What needs to be done: Without further comment, state how many lines in the listing below contain the word "Cook".

[A block of data]
===

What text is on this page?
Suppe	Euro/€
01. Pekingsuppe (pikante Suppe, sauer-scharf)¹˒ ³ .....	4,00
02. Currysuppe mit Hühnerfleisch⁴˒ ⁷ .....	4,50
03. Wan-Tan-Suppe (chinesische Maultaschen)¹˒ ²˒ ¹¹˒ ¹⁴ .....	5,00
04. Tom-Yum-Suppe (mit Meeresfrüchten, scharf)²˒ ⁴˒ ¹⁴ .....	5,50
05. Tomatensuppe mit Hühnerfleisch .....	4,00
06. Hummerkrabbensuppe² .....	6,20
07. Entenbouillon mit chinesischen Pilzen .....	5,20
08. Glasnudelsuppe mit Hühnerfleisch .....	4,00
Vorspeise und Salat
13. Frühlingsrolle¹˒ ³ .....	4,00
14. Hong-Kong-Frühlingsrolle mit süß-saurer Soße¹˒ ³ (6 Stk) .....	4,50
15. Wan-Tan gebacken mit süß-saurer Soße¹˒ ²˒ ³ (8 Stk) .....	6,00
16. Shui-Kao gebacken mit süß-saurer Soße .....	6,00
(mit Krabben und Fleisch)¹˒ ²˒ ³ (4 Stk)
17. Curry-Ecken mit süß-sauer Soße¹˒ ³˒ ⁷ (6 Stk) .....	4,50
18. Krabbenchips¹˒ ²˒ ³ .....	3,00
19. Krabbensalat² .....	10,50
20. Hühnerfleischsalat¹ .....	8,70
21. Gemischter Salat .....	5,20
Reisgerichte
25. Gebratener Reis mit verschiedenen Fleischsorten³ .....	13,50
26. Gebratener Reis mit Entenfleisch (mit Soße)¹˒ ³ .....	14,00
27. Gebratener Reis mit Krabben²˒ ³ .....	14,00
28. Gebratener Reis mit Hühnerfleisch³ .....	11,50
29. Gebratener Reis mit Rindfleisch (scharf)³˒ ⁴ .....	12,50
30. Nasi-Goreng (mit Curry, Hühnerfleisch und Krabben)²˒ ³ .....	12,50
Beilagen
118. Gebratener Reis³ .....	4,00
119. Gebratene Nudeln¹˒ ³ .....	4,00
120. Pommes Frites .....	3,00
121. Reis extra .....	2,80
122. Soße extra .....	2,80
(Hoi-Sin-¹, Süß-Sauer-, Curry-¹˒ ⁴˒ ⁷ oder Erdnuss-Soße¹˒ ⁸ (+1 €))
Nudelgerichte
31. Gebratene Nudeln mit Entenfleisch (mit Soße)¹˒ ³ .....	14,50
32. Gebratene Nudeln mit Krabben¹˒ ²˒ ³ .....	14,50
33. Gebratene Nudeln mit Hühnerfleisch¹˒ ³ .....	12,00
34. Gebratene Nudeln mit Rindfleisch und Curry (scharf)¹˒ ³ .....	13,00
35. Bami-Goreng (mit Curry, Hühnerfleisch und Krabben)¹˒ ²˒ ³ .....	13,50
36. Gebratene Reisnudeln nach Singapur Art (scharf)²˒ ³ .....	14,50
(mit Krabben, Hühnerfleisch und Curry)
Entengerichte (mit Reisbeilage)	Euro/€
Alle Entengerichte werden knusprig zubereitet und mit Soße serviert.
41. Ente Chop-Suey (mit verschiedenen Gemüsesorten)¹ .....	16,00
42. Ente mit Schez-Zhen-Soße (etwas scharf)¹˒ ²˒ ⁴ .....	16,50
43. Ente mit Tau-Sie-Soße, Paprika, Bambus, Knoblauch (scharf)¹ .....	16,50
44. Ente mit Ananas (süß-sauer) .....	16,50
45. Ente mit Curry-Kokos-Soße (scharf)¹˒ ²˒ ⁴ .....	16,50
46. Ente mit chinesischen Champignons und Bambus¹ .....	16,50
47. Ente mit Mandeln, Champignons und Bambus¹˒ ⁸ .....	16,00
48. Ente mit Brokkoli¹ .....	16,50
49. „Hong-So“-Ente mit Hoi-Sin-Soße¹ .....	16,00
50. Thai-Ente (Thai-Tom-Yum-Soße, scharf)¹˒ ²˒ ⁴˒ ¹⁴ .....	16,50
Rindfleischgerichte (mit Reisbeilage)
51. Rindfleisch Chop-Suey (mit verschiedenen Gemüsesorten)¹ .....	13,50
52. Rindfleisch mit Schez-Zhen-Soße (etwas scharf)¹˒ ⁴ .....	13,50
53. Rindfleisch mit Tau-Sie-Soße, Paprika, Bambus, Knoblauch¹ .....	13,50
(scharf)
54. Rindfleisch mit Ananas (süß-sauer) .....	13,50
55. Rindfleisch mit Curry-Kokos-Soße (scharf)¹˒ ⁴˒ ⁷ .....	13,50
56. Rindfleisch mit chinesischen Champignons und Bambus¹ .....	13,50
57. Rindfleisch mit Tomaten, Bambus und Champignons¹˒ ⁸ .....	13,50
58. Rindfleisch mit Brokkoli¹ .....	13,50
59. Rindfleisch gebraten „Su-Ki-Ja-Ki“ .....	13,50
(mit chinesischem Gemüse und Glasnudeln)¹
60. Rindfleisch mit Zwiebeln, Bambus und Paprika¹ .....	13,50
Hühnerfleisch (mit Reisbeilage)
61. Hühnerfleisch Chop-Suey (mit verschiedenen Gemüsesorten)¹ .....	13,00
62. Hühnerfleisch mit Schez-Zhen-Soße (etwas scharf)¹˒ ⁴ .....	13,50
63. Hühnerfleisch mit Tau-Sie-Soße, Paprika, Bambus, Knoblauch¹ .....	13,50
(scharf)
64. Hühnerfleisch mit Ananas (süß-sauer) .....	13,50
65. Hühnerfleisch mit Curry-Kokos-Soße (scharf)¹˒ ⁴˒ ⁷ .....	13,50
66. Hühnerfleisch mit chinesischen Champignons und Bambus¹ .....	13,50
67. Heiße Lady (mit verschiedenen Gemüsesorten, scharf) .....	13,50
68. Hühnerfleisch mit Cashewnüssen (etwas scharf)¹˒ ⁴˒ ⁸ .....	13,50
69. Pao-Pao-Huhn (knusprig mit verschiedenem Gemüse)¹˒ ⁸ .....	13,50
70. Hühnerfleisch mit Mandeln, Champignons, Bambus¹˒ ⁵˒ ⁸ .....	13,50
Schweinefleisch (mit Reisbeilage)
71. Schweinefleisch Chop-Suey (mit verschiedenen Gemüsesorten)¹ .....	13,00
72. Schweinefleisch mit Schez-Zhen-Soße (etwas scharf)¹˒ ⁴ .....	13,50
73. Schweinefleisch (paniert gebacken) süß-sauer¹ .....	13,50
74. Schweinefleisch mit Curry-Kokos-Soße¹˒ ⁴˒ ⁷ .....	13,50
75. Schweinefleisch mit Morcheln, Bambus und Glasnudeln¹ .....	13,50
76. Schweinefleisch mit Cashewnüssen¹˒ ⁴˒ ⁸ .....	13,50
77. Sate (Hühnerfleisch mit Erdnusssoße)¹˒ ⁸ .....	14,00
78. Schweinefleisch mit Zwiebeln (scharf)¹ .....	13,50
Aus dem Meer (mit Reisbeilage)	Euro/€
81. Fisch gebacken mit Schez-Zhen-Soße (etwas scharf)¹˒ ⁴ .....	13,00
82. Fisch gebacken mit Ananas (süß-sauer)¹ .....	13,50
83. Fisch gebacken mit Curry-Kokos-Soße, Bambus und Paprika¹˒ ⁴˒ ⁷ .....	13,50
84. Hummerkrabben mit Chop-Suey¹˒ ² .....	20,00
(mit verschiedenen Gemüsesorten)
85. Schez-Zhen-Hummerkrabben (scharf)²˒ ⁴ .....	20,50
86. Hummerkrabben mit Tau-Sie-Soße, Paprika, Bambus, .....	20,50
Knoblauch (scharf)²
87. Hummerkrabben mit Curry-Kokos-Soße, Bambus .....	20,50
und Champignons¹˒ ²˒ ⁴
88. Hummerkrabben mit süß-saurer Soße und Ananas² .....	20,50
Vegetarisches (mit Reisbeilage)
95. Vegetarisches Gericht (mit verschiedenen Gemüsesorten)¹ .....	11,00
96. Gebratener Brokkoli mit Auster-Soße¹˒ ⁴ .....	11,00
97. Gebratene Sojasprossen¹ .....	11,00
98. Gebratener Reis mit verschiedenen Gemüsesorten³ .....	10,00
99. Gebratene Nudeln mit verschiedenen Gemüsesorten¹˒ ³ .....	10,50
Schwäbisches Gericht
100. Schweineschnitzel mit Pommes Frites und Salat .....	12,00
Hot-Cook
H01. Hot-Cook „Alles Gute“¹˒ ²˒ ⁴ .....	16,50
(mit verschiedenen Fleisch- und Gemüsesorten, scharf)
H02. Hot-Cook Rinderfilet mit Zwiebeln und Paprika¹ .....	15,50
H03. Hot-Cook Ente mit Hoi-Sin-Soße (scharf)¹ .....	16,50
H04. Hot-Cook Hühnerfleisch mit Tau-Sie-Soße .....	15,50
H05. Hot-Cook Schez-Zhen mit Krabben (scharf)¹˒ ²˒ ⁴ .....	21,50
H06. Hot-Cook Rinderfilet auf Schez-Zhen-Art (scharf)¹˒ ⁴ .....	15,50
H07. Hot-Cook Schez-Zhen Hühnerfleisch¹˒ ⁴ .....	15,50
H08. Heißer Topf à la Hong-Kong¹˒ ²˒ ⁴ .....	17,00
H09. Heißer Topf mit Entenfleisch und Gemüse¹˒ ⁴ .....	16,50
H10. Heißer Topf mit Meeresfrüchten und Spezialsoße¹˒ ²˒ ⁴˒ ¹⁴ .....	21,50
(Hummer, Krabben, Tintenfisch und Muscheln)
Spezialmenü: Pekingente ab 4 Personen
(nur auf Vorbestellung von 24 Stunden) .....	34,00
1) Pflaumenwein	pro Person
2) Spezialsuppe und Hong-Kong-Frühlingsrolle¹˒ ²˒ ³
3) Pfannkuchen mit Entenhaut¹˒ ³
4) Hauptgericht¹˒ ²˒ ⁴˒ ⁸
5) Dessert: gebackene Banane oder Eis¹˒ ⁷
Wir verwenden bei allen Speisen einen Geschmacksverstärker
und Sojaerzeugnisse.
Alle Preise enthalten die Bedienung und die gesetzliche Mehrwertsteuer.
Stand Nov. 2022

===

Reply: 8